start

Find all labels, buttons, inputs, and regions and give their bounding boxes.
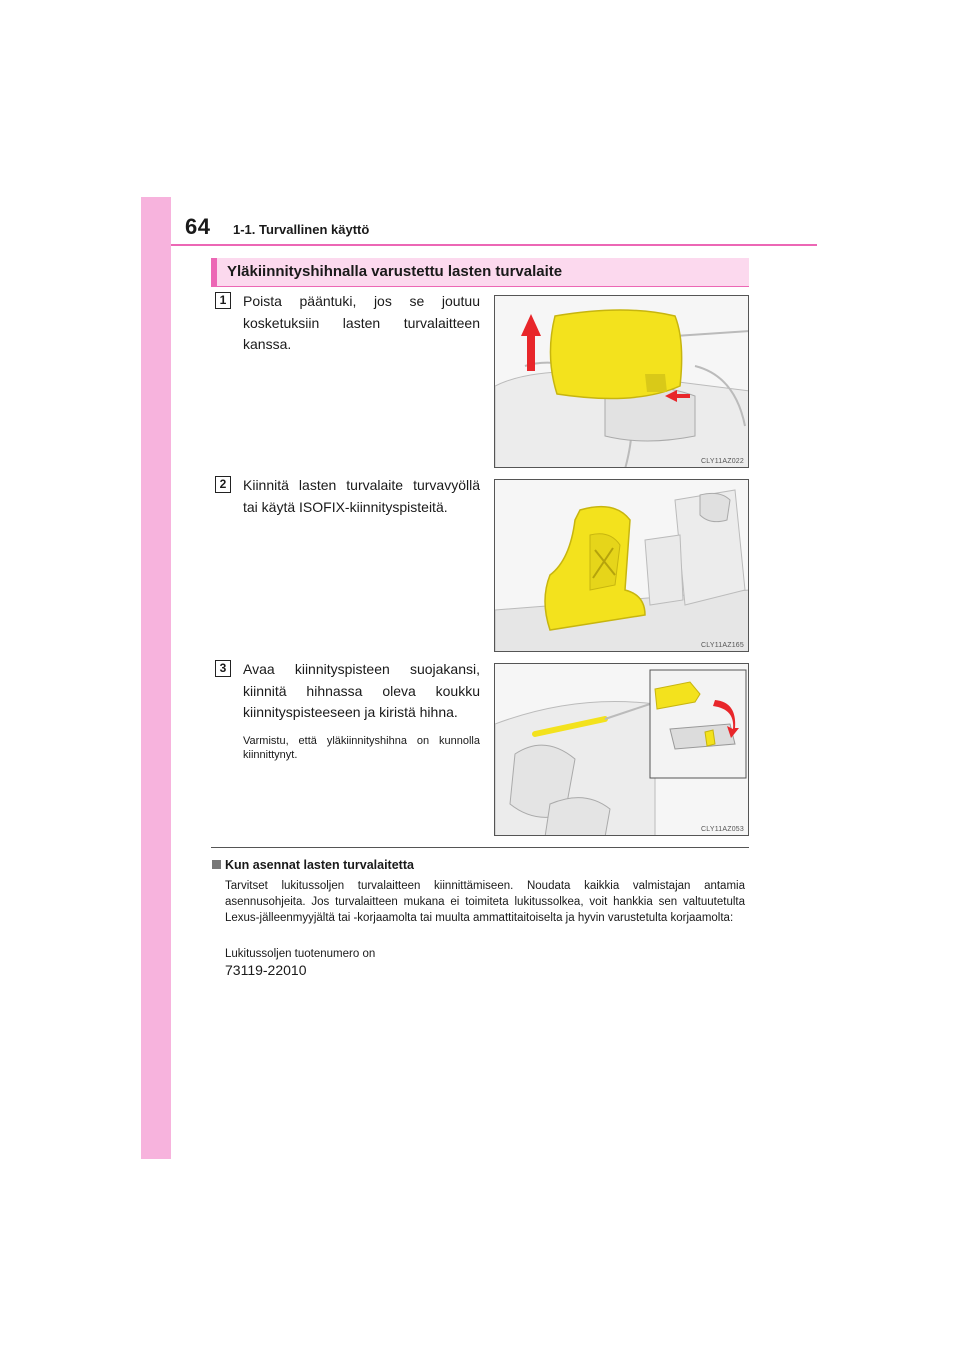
figure-code: CLY11AZ165 (701, 642, 744, 649)
note-partnum-value: 73119-22010 (225, 962, 307, 978)
figure-code: CLY11AZ022 (701, 458, 744, 465)
step-2-text: Kiinnitä lasten turvalaite turvavyöllä tai käytä ISOFIX-kiinnityspisteitä. (243, 477, 480, 515)
top-tether-illustration (495, 664, 749, 836)
figure-remove-headrest (494, 295, 749, 468)
step-3-number: 3 (215, 660, 231, 677)
step-3-text: Avaa kiinnityspisteen suojakansi, kiinnitä hihnassa oleva koukku kiinnityspisteeseen ja kiristä hihna. (243, 661, 480, 720)
child-seat-illustration (495, 480, 749, 652)
section-underline (211, 286, 749, 287)
figure-attach-top-tether (494, 663, 749, 836)
step-1-number: 1 (215, 292, 231, 309)
step-1-text: Poista pääntuki, jos se joutuu kosketuksiin lasten turvalaitteen kanssa. (243, 293, 480, 352)
figure-code: CLY11AZ053 (701, 826, 744, 833)
note-body: Tarvitset lukitussoljen turvalaitteen kiinnittämiseen. Noudata kaikkia valmistajan antamia asennusohjeita. Jos turvalaitteen mukana ei toimiteta lukitussolkea, voit hankkia sen valtuutetulta Lexus-jälleenmyyjältä tai -korjaamolta tai muulta ammattitaitoiselta ja hyvin varustetulta korjaamolta: (225, 880, 745, 924)
figure-install-child-seat (494, 479, 749, 652)
section-end-rule (211, 847, 749, 848)
page-number: 64 (185, 214, 211, 239)
step-2-number: 2 (215, 476, 231, 493)
header-rule (171, 244, 817, 246)
step-3-note: Varmistu, että yläkiinnityshihna on kunnolla kiinnittynyt. (243, 735, 480, 761)
note-heading (212, 858, 414, 872)
section-title: Yläkiinnityshihnalla varustettu lasten turvalaite (211, 258, 749, 286)
square-bullet-icon (212, 860, 221, 869)
chapter-side-tab (141, 197, 171, 1159)
note-partnum-label: Lukitussoljen tuotenumero on (225, 948, 376, 960)
chapter-label: 1-1. Turvallinen käyttö (233, 222, 370, 237)
note-heading-text: Kun asennat lasten turvalaitetta (225, 858, 414, 872)
headrest-illustration (495, 296, 749, 468)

end

[AIM OF THE TASK] Copy every row above word for word, leaving out the picture.

[FINAL ANSWER]
Find all labels, buttons, inputs, and regions and give their bounding boxes.
figure-code: CLY11AZ165 (701, 642, 744, 649)
note-partnum-value: 73119-22010 (225, 962, 307, 978)
figure-code: CLY11AZ022 (701, 458, 744, 465)
step-2-text: Kiinnitä lasten turvalaite turvavyöllä tai käytä ISOFIX-kiinnityspisteitä. (243, 477, 480, 515)
top-tether-illustration (495, 664, 749, 836)
figure-remove-headrest (494, 295, 749, 468)
step-3-number: 3 (215, 660, 231, 677)
step-3-text: Avaa kiinnityspisteen suojakansi, kiinnitä hihnassa oleva koukku kiinnityspisteeseen ja kiristä hihna. (243, 661, 480, 720)
child-seat-illustration (495, 480, 749, 652)
section-underline (211, 286, 749, 287)
figure-attach-top-tether (494, 663, 749, 836)
step-1-number: 1 (215, 292, 231, 309)
step-1-text: Poista pääntuki, jos se joutuu kosketuksiin lasten turvalaitteen kanssa. (243, 293, 480, 352)
figure-code: CLY11AZ053 (701, 826, 744, 833)
note-body: Tarvitset lukitussoljen turvalaitteen kiinnittämiseen. Noudata kaikkia valmistajan antamia asennusohjeita. Jos turvalaitteen mukana ei toimiteta lukitussolkea, voit hankkia sen valtuutetulta Lexus-jälleenmyyjältä tai -korjaamolta tai muulta ammattitaitoiselta ja hyvin varustetulta korjaamolta: (225, 880, 745, 924)
figure-install-child-seat (494, 479, 749, 652)
section-end-rule (211, 847, 749, 848)
page-number: 64 (185, 214, 211, 239)
step-2-number: 2 (215, 476, 231, 493)
header-rule (171, 244, 817, 246)
step-3-note: Varmistu, että yläkiinnityshihna on kunnolla kiinnittynyt. (243, 735, 480, 761)
note-heading (212, 858, 414, 872)
section-title: Yläkiinnityshihnalla varustettu lasten turvalaite (211, 258, 749, 286)
square-bullet-icon (212, 860, 221, 869)
chapter-side-tab (141, 197, 171, 1159)
note-partnum-label: Lukitussoljen tuotenumero on (225, 948, 376, 960)
chapter-label: 1-1. Turvallinen käyttö (233, 222, 370, 237)
note-heading-text: Kun asennat lasten turvalaitetta (225, 858, 414, 872)
headrest-illustration (495, 296, 749, 468)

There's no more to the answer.